**Your goal**:
From the data that follows, copy every line holding the string "decir".
----
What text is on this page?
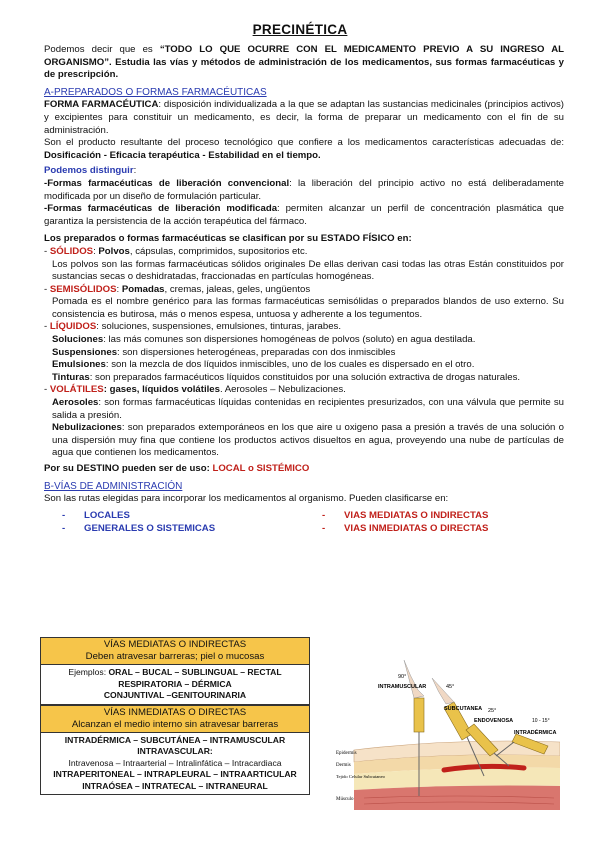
PRECINÉTICA

Podemos decir que es “TODO LO QUE OCURRE CON EL MEDICAMENTO PREVIO A SU INGRESO AL ORGANISMO”. Estudia las vías y métodos de administración de los medicamentos, sus formas farmacéuticas y de prescripción.

A-PREPARADOS O FORMAS FARMACÉUTICAS

FORMA FARMACÉUTICA: disposición individualizada a la que se adaptan las sustancias medicinales (principios activos) y excipientes para constituir un medicamento, es decir, la forma de preparar un medicamento con el fin de su administración.

Son el producto resultante del proceso tecnológico que confiere a los medicamentos características adecuadas de: Dosificación - Eficacia terapéutica - Estabilidad en el tiempo.

Podemos distinguir:

-Formas farmacéuticas de liberación convencional: la liberación del principio activo no está deliberadamente modificada por un diseño de formulación particular.

-Formas farmacéuticas de liberación modificada: permiten alcanzar un perfil de concentración plasmática que garantiza la persistencia de la acción terapéutica del fármaco.

Los preparados o formas farmacéuticas se clasifican por su ESTADO FÍSICO en:

- SÓLIDOS: Polvos, cápsulas, comprimidos, supositorios etc.

Los polvos son las formas farmacéuticas sólidos originales De ellas derivan casi todas las otras Están constituidos por sustancias secas o deshidratadas, fraccionadas en partículas homogéneas.

- SEMISÓLIDOS: Pomadas, cremas, jaleas, geles, ungüentos

Pomada es el nombre genérico para las formas farmacéuticas semisólidas o preparados blandos de uso externo. Su consistencia es butirosa, más o menos espesa, untuosa y adherente a los tegumentos.

- LÍQUIDOS: soluciones, suspensiones, emulsiones, tinturas, jarabes.

Soluciones: las más comunes son dispersiones homogéneas de polvos (soluto) en agua destilada.

Suspensiones: son dispersiones heterogéneas, preparadas con dos inmiscibles

Emulsiones: son la mezcla de dos líquidos inmiscibles, uno de los cuales es dispersado en el otro.

Tinturas: son preparados farmacéuticos líquidos constituidos por una solución extractiva de drogas naturales.

- VOLÁTILES: gases, líquidos volátiles. Aerosoles – Nebulizaciones.

Aerosoles: son formas farmacéuticas líquidas contenidas en recipientes presurizados, con una válvula que permite su salida a presión.

Nebulizaciones: son preparados extemporáneos en los que aire u oxigeno pasa a presión a través de una solución o una dispersión muy fina que contiene los productos activos disueltos en agua, proveyendo una nube de partículas de agua que contienen los medicamentos.

Por su DESTINO pueden ser de uso: LOCAL o SISTÉMICO

B-VÍAS DE ADMINISTRACIÓN

Son las rutas elegidas para incorporar los medicamentos al organismo. Pueden clasificarse en:

- LOCALES
- GENERALES O SISTEMICAS
- VIAS MEDIATAS O INDIRECTAS
- VIAS INMEDIATAS O DIRECTAS
VÍAS MEDIATAS O INDIRECTAS
Deben atravesar barreras; piel o mucosas
Ejemplos: ORAL – BUCAL – SUBLINGUAL – RECTAL
RESPIRATORIA – DÉRMICA
CONJUNTIVAL –GENITOURINARIA
VÍAS INMEDIATAS O DIRECTAS
Alcanzan el medio interno sin atravesar barreras
INTRADÉRMICA – SUBCUTÁNEA – INTRAMUSCULAR
INTRAVASCULAR:
Intravenosa – Intraarterial – Intralinfática – Intracardiaca
INTRAPERITONEAL – INTRAPLEURAL – INTRAARTICULAR
INTRAÓSEA – INTRATECAL – INTRANEURAL
90°
INTRAMUSCULAR	45°
SUBCUTANEA 25°
ENDOVENOSA	10 - 15°
INTRADÉRMICA
Epidermis
Dermis
Tejido Celular Subcutaneo
Músculo
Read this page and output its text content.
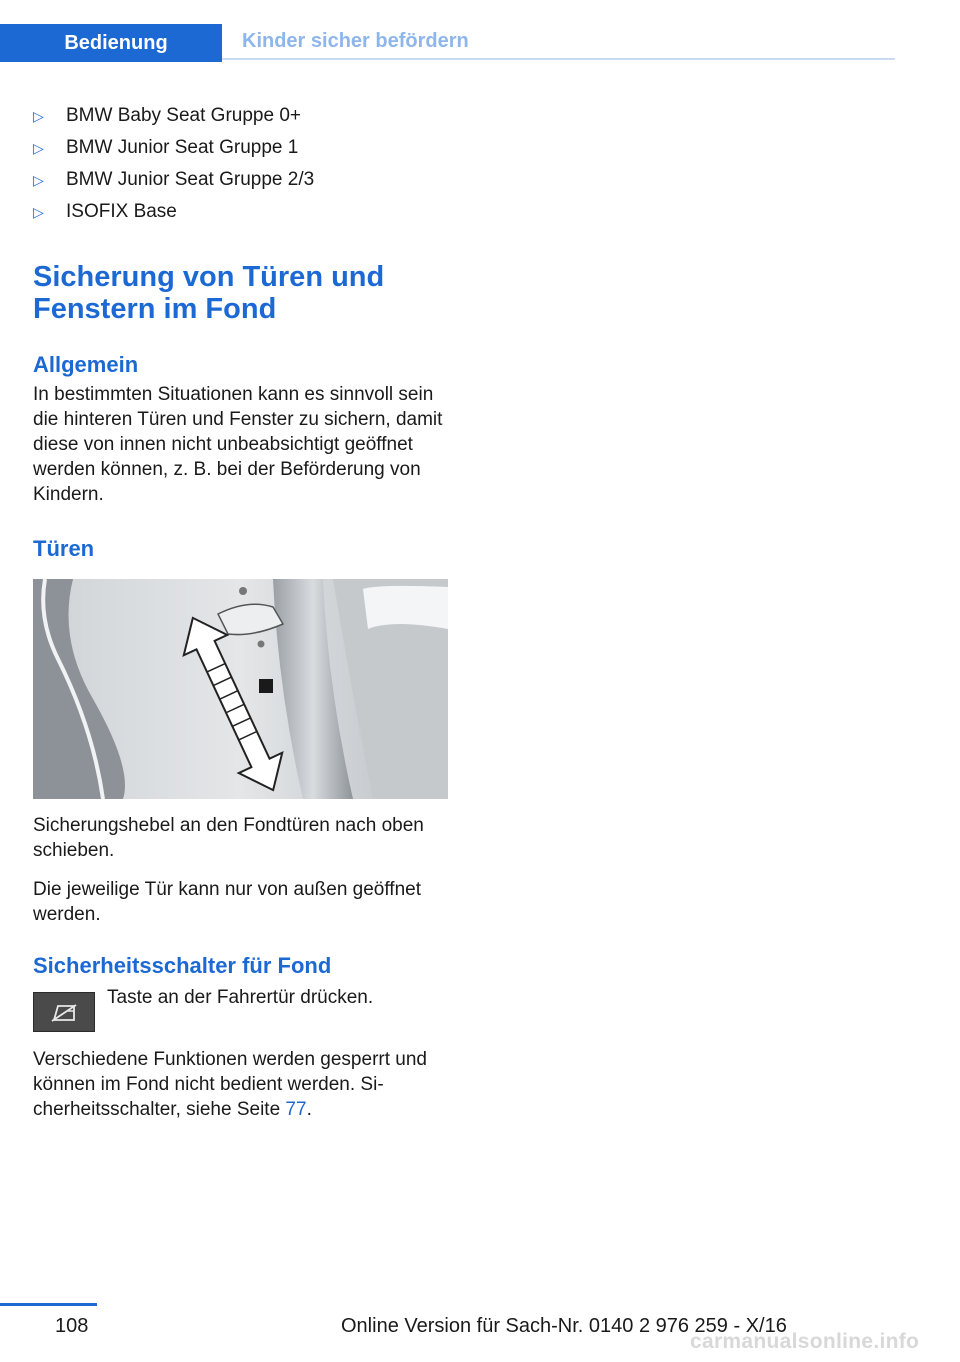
Bedienung	Kinder sicher befördern
▷ BMW Baby Seat Gruppe 0+
▷ BMW Junior Seat Gruppe 1
▷ BMW Junior Seat Gruppe 2/3
▷ ISOFIX Base
Sicherung von Türen und Fenstern im Fond
Allgemein

In bestimmten Situationen kann es sinnvoll sein die hinteren Türen und Fenster zu sichern, damit diese von innen nicht unbeabsichtigt geöffnet werden können, z. B. bei der Beförderung von Kindern.

Türen

Sicherungshebel an den Fondtüren nach oben schieben.

Die jeweilige Tür kann nur von außen geöffnet werden.

Sicherheitsschalter für Fond

Taste an der Fahrertür drücken.

Verschiedene Funktionen werden gesperrt und können im Fond nicht bedient werden. Sicherheitsschalter, siehe Seite 77.

108	Online Version für Sach-Nr. 0140 2 976 259 - X/16
carmanualsonline.info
----
**Written solution**:
Podemos decir que es “TODO LO QUE OCURRE CON EL MEDICAMENTO PREVIO A SU INGRESO AL ORGANISMO”. Estudia las vías y métodos de administración de los medicamentos, sus formas farmacéuticas y de prescripción.
FORMA FARMACÉUTICA: disposición individualizada a la que se adaptan las sustancias medicinales (principios activos) y excipientes para constituir un medicamento, es decir, la forma de preparar un medicamento con el fin de su administración.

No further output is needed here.